# Records shown
## Begin

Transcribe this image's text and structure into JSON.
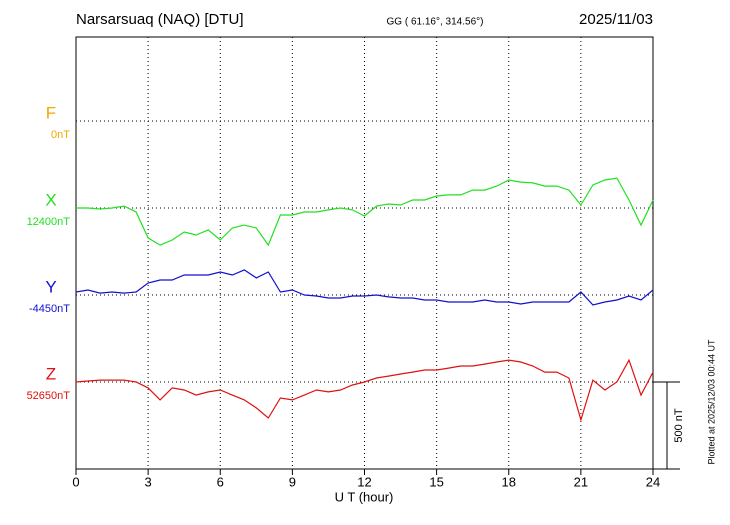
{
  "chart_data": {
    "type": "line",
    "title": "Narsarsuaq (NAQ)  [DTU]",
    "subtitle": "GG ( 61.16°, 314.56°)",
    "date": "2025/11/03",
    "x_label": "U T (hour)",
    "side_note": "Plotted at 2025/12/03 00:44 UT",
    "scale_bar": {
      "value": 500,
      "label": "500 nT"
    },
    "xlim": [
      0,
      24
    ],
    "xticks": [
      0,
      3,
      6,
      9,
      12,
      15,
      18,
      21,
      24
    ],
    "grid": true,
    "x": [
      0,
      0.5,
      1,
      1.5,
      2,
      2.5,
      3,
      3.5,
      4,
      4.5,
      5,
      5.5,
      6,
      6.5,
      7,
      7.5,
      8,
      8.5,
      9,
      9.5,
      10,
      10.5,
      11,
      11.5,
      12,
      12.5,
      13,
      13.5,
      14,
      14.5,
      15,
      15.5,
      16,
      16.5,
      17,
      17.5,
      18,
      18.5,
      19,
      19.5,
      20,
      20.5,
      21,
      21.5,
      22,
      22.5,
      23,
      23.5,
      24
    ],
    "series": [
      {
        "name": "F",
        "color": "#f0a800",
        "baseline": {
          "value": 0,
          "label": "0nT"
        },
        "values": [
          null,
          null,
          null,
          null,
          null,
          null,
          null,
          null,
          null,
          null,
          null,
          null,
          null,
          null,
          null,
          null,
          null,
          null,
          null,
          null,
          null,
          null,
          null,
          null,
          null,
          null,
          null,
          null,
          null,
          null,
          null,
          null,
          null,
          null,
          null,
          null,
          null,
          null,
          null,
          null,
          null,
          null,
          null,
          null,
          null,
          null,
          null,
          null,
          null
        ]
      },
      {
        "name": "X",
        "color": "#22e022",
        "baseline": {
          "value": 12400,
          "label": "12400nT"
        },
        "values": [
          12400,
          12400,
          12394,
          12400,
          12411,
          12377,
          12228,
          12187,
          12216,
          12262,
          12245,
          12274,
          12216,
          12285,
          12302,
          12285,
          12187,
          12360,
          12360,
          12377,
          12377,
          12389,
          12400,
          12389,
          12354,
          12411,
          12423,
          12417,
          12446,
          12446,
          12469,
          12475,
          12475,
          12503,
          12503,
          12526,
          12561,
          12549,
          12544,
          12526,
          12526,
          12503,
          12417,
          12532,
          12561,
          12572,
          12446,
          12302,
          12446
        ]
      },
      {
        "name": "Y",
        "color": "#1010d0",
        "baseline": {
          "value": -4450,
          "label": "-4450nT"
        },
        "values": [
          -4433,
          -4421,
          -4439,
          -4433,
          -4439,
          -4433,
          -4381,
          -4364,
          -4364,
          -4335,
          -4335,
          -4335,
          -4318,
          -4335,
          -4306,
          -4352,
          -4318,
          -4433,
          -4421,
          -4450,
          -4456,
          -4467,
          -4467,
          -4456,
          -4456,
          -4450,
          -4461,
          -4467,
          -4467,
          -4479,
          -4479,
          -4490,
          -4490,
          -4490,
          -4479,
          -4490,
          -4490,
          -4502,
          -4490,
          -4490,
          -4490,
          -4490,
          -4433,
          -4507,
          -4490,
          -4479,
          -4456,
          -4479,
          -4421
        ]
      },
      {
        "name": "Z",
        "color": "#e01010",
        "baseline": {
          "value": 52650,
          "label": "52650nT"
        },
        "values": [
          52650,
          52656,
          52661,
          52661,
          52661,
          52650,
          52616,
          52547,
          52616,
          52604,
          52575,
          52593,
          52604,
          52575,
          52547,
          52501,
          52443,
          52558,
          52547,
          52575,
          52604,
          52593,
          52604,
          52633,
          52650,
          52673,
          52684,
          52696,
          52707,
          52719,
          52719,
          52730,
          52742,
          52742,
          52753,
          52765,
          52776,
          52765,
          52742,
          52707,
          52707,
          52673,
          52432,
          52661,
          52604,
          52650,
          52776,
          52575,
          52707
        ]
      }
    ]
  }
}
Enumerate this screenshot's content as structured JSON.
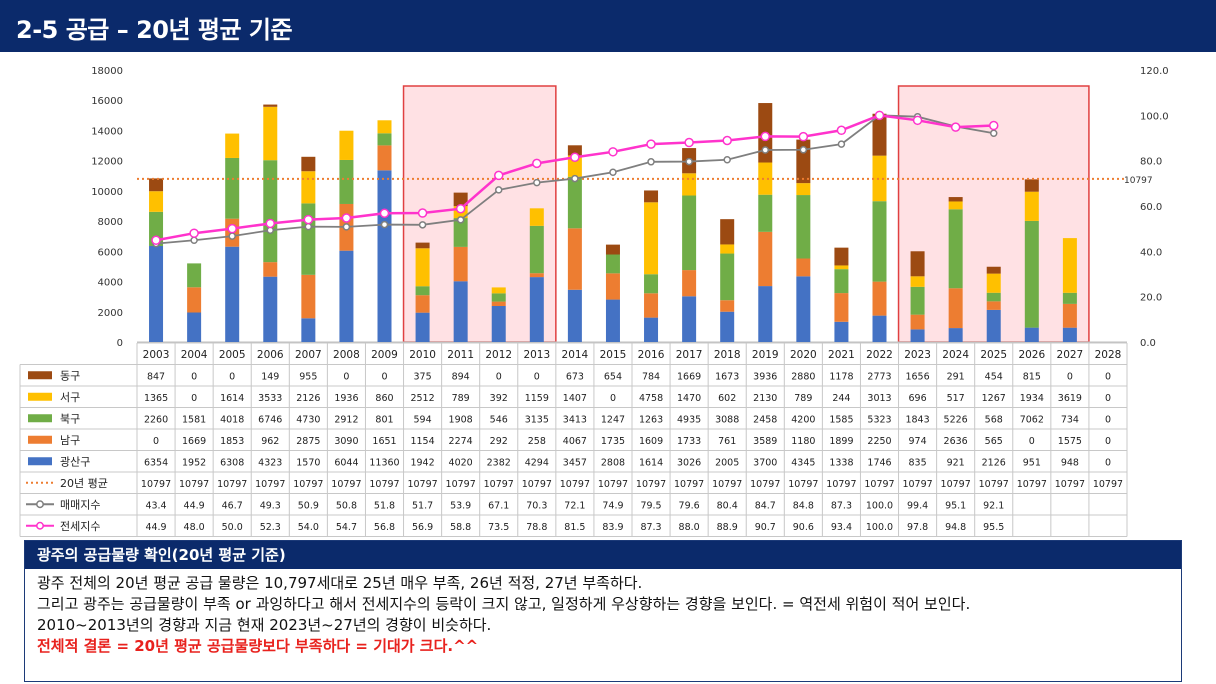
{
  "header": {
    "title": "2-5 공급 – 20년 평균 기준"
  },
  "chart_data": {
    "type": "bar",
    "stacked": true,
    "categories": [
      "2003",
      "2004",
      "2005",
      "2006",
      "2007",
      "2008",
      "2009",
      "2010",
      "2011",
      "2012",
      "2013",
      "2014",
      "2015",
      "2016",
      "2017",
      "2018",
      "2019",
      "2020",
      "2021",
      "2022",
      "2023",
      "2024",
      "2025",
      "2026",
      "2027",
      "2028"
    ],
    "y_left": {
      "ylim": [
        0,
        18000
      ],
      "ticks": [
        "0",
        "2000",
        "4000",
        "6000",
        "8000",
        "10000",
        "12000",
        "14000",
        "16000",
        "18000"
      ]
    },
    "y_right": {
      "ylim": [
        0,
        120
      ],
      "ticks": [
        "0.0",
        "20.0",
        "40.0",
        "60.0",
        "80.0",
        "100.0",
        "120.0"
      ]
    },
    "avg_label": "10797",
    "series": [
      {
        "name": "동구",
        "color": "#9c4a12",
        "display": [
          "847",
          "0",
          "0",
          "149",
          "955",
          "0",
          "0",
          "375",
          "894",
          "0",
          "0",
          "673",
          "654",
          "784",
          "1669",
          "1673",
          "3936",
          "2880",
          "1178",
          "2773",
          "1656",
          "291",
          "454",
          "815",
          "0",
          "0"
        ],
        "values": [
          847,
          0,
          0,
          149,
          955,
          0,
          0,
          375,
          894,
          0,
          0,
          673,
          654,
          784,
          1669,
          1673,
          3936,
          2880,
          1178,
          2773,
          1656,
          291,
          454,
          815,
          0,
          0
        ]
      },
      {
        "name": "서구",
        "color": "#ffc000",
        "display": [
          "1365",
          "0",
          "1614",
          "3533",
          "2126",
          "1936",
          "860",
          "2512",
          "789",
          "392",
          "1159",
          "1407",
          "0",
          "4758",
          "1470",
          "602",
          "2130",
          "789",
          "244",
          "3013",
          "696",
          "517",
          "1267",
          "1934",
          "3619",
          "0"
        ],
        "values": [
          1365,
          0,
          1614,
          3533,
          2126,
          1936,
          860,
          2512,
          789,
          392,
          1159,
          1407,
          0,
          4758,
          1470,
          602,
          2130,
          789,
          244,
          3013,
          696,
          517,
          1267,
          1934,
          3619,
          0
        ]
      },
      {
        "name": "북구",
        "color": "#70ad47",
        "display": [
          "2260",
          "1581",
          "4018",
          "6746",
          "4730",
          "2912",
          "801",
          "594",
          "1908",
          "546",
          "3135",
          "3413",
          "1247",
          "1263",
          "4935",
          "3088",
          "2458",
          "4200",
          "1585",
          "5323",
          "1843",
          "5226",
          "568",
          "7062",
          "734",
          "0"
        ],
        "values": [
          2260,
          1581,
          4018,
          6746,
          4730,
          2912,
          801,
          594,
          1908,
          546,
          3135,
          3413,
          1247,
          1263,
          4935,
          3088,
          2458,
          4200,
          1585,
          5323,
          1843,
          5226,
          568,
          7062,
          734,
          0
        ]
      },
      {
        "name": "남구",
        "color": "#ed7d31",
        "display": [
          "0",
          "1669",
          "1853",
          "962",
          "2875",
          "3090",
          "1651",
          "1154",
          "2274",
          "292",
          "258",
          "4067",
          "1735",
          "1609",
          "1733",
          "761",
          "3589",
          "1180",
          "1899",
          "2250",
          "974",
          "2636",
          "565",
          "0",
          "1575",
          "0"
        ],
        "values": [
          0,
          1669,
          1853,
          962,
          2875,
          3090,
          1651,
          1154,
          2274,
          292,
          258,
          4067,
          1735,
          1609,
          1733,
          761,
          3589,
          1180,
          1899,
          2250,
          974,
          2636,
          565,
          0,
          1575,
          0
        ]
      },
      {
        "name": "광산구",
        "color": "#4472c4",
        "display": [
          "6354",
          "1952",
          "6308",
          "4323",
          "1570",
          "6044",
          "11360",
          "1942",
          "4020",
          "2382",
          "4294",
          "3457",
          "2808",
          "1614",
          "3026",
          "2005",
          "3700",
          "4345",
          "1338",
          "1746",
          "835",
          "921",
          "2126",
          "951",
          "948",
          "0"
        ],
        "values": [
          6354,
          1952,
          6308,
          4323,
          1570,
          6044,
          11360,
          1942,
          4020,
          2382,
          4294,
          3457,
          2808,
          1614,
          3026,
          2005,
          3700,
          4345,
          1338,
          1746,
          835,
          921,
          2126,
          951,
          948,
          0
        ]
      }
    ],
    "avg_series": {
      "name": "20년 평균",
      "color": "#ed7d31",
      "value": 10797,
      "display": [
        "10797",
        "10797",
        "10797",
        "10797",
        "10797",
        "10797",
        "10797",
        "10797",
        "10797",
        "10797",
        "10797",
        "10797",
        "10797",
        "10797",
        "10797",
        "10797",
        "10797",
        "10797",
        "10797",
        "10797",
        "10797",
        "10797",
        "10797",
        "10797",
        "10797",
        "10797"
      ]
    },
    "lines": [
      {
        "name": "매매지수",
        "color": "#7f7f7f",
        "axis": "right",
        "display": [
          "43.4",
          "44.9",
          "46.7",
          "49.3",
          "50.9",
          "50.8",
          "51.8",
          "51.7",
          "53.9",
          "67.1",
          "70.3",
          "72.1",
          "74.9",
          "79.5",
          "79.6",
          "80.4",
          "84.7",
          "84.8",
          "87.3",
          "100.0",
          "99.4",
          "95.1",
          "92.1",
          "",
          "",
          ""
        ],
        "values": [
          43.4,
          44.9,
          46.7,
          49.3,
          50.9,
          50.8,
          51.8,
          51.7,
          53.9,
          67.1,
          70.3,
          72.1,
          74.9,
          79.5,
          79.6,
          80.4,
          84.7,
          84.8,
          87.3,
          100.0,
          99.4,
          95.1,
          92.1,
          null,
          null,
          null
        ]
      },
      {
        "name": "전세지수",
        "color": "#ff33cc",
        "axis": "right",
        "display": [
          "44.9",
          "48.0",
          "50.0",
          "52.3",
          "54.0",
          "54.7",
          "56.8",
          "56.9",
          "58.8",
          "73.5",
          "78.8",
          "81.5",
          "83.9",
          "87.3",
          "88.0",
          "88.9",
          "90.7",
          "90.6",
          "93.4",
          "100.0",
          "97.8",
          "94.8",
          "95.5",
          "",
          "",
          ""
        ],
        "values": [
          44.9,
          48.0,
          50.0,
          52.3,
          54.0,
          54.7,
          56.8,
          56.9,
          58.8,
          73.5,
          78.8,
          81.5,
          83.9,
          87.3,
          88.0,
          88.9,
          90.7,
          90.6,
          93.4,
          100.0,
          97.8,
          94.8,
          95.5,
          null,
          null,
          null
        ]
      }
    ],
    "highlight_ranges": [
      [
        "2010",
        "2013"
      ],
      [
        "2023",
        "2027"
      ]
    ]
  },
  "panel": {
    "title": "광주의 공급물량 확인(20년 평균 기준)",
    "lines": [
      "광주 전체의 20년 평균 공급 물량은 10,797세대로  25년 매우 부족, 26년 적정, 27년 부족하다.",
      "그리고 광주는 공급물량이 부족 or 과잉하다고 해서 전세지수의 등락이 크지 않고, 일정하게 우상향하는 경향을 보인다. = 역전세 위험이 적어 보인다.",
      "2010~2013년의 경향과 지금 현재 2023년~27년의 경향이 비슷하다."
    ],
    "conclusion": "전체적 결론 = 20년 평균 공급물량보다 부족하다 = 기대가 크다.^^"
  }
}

## End

# The exercise
Examine the records and pull out every line where the string "this" occurs.

# Exercise solution
Transcribe this image's text and structure into JSON.
Enumerate this screenshot's content as structured JSON.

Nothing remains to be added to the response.